Please read the records below and return each line holding the string "value".
[Input records — start]
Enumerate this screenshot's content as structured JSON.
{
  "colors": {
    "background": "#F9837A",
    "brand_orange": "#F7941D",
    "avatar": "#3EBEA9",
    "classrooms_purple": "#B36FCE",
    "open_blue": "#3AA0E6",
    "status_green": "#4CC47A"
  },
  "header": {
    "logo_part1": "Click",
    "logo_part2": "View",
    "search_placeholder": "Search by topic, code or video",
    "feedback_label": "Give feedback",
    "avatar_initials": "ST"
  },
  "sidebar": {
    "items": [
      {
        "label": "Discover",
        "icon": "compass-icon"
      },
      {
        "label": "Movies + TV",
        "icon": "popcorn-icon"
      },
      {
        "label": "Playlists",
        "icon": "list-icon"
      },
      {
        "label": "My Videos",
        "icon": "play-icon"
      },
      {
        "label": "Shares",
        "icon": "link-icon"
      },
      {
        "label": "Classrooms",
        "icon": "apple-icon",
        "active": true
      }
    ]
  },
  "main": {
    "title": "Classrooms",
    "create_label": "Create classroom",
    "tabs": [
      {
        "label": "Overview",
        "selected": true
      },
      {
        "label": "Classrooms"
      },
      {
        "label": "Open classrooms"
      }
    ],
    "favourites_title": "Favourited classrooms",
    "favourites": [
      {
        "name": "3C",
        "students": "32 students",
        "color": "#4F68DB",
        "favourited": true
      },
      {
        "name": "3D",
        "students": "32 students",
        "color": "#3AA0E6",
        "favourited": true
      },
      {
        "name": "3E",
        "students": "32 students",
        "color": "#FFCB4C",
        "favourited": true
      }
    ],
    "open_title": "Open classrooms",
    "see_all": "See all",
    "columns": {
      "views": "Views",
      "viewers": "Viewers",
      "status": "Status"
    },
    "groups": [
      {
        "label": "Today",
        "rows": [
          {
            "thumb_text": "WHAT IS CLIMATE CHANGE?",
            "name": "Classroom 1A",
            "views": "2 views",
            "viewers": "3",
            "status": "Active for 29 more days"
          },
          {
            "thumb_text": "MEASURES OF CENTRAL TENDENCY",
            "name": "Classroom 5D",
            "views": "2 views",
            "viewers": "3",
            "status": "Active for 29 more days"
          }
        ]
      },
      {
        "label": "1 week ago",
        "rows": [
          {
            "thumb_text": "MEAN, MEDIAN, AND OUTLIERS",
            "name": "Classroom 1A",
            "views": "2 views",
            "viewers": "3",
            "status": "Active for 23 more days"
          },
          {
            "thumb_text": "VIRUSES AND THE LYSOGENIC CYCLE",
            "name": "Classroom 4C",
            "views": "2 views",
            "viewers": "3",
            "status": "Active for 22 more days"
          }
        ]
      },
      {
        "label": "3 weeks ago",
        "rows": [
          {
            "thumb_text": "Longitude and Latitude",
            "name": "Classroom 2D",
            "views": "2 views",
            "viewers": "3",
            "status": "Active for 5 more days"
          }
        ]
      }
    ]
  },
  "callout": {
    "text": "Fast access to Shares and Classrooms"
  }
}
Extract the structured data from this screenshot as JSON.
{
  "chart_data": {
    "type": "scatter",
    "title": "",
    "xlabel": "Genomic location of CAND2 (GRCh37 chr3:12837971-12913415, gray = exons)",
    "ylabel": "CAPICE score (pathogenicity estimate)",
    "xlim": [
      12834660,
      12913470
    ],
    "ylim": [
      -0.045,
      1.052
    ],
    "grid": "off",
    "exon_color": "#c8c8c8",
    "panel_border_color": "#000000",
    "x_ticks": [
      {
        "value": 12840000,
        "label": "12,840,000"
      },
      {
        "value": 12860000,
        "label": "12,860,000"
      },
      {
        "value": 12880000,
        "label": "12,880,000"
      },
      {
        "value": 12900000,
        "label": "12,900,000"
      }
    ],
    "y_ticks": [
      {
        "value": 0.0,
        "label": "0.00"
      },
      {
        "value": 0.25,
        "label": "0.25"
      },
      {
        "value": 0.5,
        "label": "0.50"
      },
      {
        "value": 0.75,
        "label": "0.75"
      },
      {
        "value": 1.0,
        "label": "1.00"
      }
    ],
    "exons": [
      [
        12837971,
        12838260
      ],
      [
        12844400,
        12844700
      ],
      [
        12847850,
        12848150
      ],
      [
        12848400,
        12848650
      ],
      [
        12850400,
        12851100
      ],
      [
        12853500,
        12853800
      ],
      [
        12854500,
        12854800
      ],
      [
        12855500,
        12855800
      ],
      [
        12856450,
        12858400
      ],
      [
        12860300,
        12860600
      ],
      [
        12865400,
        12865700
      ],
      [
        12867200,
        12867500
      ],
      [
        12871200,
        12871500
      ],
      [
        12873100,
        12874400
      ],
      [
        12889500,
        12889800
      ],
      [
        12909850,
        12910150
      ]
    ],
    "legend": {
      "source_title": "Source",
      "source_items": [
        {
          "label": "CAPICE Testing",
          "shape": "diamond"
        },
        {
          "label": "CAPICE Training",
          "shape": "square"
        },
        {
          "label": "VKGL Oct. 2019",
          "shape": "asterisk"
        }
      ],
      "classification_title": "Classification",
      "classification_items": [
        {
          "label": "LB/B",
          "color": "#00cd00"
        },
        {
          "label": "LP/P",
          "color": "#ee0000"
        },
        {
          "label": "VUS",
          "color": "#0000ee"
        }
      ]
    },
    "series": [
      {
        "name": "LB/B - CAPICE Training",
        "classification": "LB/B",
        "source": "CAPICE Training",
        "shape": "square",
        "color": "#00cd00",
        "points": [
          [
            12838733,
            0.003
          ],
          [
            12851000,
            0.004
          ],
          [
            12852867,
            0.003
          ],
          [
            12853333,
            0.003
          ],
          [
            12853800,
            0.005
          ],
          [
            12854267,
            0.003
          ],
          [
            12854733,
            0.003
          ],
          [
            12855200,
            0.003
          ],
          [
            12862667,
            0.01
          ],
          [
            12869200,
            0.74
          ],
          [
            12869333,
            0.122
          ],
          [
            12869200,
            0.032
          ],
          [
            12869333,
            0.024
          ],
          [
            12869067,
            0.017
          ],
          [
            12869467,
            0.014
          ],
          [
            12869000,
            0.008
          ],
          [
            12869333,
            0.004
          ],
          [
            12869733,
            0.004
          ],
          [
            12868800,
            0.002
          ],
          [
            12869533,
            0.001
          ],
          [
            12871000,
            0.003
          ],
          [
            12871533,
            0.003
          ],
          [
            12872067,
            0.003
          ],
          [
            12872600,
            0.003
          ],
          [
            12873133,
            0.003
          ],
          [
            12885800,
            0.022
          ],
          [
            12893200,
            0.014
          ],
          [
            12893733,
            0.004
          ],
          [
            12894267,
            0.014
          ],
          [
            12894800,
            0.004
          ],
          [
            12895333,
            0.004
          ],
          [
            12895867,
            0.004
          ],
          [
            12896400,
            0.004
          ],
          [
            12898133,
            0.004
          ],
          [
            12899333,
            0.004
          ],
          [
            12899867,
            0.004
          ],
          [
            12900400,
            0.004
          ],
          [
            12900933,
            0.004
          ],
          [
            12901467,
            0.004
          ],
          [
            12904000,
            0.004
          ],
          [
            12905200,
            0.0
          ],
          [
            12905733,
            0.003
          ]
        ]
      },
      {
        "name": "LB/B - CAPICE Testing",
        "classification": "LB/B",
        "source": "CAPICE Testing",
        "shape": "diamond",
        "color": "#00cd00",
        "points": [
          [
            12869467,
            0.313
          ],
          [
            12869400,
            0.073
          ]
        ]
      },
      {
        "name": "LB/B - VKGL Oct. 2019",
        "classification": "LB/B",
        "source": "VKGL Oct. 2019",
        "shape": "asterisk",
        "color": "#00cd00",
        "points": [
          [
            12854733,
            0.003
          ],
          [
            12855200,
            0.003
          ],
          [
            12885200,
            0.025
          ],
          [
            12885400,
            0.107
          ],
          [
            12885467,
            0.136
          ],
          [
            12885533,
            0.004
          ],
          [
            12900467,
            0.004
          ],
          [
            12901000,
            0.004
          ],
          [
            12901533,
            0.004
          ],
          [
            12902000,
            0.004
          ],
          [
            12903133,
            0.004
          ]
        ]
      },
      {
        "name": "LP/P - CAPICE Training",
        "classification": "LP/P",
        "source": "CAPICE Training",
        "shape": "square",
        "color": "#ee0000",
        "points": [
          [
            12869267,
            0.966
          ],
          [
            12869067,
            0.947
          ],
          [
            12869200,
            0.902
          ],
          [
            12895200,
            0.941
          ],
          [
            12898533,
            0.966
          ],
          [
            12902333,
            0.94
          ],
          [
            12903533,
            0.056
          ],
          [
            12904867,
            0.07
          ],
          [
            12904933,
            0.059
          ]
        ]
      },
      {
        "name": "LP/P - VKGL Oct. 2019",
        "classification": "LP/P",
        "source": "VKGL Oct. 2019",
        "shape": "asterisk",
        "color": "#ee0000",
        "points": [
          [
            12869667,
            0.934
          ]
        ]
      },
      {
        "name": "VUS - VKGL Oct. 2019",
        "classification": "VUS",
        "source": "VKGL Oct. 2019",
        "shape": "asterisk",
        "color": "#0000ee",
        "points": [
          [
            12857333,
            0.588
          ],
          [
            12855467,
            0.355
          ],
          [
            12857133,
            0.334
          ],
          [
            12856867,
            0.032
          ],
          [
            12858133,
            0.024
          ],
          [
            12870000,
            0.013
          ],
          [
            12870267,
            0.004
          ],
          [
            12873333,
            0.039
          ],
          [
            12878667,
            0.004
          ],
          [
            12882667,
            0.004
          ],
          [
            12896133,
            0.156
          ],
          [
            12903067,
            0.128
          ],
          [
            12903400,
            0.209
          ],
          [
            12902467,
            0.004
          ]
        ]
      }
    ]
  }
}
[Input records — finish]
Solution to the problem –
        "value": 12840000,
        "value": 12860000,
        "value": 12880000,
        "value": 12900000,
        "value": 0.0,
        "value": 0.25,
        "value": 0.5,
        "value": 0.75,
        "value": 1.0,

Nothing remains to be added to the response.